__Aim__
Look for "Конаковский" in each line of the entries, and return the matching lines.

__Data for this exercise__
━━━━━━━━━━━━━━━━━━━━━━━━━━━━━━
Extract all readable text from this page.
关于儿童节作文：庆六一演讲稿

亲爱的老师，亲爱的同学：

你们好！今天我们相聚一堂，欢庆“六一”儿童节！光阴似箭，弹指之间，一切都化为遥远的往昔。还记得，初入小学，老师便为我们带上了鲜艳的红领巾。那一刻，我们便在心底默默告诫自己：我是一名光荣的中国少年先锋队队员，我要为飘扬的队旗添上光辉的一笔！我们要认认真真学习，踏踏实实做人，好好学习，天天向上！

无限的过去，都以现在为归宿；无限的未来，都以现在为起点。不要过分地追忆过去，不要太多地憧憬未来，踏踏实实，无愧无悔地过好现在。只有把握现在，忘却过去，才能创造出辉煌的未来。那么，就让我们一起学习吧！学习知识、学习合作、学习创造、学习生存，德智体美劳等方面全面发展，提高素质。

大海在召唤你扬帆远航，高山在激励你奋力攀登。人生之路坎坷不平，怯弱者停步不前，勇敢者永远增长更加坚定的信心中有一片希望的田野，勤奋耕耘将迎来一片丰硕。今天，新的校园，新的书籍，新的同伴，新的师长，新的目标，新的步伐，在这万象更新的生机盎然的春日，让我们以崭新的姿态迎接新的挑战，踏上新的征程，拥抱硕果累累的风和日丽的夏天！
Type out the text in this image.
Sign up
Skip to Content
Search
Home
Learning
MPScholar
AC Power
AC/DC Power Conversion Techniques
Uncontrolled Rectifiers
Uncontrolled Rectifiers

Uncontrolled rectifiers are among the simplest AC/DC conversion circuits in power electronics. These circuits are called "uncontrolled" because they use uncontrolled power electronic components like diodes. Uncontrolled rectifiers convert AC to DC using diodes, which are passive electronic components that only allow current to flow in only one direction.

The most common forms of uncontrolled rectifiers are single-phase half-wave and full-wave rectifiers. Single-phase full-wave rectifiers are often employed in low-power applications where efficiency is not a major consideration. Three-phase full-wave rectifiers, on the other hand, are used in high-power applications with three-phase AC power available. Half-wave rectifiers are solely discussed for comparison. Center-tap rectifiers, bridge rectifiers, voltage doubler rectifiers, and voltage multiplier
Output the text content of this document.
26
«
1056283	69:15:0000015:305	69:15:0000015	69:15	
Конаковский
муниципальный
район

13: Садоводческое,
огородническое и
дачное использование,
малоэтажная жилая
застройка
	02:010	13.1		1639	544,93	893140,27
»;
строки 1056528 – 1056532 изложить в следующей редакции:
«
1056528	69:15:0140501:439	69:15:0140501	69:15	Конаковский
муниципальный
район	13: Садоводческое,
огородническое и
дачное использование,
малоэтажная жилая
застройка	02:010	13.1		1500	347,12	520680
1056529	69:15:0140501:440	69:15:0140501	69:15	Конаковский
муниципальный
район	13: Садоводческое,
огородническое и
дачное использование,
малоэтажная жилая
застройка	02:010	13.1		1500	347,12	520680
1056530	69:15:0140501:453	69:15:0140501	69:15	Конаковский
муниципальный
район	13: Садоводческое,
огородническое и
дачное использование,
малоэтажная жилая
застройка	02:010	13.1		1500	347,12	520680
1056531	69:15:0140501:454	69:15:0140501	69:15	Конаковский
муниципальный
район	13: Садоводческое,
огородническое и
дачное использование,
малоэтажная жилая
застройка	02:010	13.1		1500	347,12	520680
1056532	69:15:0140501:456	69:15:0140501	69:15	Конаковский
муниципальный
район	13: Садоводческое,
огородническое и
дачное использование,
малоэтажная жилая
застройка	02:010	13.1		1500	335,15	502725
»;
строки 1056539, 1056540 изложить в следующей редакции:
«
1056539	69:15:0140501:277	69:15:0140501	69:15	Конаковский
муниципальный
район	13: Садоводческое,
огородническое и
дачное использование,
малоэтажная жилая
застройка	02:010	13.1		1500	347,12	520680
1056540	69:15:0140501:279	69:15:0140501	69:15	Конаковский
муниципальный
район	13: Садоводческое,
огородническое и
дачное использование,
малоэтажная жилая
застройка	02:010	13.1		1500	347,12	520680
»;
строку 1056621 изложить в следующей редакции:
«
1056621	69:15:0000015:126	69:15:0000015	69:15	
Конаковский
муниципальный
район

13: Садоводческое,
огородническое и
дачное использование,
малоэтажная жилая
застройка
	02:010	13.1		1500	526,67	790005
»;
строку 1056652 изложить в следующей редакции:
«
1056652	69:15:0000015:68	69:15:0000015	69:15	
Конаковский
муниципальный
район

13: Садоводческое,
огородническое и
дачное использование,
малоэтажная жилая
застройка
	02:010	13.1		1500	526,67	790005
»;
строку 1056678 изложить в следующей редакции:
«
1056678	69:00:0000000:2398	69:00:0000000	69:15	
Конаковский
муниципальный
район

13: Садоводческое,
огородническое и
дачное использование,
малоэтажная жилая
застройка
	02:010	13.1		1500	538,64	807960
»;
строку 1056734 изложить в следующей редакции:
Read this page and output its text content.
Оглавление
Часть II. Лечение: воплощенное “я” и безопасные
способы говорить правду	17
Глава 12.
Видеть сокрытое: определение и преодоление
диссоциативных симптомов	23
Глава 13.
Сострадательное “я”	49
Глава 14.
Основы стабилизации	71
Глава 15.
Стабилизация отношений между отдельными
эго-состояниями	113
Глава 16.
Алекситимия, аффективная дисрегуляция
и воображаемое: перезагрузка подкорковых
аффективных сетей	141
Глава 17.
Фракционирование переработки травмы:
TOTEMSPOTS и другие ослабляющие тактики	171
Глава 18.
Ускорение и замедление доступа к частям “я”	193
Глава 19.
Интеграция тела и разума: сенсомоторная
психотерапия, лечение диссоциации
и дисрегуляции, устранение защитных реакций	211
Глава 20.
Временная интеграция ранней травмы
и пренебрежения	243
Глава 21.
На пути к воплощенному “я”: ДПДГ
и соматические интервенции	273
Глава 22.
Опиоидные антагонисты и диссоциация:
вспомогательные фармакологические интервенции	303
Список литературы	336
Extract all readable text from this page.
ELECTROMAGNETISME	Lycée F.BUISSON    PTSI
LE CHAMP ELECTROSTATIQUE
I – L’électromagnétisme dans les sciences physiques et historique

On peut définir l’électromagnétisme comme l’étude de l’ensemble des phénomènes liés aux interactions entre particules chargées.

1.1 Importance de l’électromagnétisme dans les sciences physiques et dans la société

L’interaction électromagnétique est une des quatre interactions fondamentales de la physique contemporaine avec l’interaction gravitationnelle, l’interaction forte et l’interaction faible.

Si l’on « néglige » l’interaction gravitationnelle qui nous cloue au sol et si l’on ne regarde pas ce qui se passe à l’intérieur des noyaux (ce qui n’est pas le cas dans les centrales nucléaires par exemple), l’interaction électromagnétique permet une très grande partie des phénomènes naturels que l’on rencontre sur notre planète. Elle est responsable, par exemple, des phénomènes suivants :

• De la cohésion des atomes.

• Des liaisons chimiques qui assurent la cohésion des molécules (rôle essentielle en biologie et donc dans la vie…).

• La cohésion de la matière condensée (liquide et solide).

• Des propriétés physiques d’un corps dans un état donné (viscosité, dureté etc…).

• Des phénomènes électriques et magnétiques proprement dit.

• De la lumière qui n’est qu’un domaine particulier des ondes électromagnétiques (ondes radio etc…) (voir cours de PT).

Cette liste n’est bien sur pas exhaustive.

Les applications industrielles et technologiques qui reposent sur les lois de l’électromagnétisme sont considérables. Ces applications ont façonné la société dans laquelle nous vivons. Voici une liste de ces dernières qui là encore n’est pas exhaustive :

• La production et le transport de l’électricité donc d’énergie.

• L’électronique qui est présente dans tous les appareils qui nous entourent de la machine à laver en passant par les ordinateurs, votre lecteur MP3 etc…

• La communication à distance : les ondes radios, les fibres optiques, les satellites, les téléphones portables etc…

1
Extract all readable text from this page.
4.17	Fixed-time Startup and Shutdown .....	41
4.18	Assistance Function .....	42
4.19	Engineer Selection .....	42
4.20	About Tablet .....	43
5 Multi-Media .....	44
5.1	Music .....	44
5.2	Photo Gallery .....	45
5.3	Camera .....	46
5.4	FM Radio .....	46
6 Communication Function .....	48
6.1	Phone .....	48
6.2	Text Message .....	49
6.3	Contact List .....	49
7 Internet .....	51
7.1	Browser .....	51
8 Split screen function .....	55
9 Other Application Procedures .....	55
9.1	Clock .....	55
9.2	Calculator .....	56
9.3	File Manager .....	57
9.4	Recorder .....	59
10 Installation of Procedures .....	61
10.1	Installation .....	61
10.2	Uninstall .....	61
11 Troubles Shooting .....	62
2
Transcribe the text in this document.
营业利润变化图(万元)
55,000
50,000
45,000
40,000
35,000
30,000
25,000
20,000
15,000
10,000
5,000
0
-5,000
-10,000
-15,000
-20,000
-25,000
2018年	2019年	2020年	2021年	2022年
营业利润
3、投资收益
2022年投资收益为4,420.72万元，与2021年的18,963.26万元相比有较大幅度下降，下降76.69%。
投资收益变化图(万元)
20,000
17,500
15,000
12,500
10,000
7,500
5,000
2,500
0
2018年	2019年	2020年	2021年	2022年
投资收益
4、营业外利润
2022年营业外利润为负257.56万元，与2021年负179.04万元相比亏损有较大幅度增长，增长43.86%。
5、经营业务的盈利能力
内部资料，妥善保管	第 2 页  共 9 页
━━━━━━━━━━━━━━━━━━━━━━━━━━━━━━
__Answer__
Конаковский
1056528	69:15:0140501:439	69:15:0140501	69:15	Конаковский
1056529	69:15:0140501:440	69:15:0140501	69:15	Конаковский
1056530	69:15:0140501:453	69:15:0140501	69:15	Конаковский
1056531	69:15:0140501:454	69:15:0140501	69:15	Конаковский
1056532	69:15:0140501:456	69:15:0140501	69:15	Конаковский
1056539	69:15:0140501:277	69:15:0140501	69:15	Конаковский
1056540	69:15:0140501:279	69:15:0140501	69:15	Конаковский
Конаковский
Конаковский
Конаковский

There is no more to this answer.